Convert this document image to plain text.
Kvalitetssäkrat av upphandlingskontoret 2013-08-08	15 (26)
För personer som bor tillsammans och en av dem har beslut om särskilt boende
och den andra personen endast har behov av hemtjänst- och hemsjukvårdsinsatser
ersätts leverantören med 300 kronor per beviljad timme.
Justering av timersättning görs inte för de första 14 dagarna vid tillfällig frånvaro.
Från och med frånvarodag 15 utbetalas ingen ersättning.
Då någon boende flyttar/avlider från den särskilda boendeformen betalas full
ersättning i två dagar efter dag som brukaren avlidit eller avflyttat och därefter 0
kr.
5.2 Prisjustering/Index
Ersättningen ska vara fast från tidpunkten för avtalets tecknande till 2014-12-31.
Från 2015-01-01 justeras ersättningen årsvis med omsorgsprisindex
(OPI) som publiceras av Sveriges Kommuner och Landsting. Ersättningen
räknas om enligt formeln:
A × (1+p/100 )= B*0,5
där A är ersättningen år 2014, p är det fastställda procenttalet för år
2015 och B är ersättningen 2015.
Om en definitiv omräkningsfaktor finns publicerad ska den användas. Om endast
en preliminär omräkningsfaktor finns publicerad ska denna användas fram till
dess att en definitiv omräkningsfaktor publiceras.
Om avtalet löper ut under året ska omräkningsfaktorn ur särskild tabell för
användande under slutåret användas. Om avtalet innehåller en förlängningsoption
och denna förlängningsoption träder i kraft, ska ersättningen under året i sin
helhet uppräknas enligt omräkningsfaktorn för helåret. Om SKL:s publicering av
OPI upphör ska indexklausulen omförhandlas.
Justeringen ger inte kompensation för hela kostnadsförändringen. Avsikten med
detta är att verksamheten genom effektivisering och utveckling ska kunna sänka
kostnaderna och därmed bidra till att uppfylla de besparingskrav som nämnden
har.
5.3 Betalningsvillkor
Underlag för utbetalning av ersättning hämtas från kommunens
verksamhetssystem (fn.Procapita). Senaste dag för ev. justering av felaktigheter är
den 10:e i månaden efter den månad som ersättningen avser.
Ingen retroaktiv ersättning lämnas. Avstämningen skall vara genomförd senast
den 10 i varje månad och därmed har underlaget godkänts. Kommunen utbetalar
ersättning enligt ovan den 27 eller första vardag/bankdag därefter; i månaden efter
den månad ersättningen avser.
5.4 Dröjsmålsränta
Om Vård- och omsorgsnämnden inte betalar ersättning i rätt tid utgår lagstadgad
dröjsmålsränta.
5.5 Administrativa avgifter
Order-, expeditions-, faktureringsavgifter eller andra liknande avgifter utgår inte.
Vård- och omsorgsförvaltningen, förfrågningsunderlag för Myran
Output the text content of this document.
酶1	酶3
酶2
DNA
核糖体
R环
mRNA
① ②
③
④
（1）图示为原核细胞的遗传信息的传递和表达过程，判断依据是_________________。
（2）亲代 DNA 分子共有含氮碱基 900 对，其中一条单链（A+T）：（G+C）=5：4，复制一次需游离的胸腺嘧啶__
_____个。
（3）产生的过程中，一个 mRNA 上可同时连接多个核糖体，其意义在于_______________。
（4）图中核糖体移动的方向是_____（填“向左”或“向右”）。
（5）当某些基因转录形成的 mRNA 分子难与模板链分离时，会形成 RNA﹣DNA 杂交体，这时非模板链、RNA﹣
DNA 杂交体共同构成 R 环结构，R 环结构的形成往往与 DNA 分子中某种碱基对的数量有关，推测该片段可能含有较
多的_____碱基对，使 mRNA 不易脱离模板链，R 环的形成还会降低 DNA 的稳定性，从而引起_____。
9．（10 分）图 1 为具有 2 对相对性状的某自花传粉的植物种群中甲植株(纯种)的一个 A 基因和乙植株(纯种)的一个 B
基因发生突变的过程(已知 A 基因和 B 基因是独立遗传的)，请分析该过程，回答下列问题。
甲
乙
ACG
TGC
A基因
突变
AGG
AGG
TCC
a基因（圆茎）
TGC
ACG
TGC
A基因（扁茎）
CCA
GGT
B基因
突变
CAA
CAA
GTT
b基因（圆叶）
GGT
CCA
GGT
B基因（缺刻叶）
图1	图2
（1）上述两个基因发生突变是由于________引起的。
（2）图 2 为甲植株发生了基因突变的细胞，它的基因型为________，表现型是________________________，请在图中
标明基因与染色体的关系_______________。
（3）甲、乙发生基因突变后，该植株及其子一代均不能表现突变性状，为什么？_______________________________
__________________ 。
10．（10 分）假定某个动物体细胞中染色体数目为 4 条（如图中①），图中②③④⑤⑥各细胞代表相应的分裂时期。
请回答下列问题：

======

▸ WHAT YOU HAVE TO DO: Copy out each line of the listing that contains the word "avgifter".

▸ RESPONSE TO THE EXERCISE:
5.5 Administrativa avgifter
Order-, expeditions-, faktureringsavgifter eller andra liknande avgifter utgår inte.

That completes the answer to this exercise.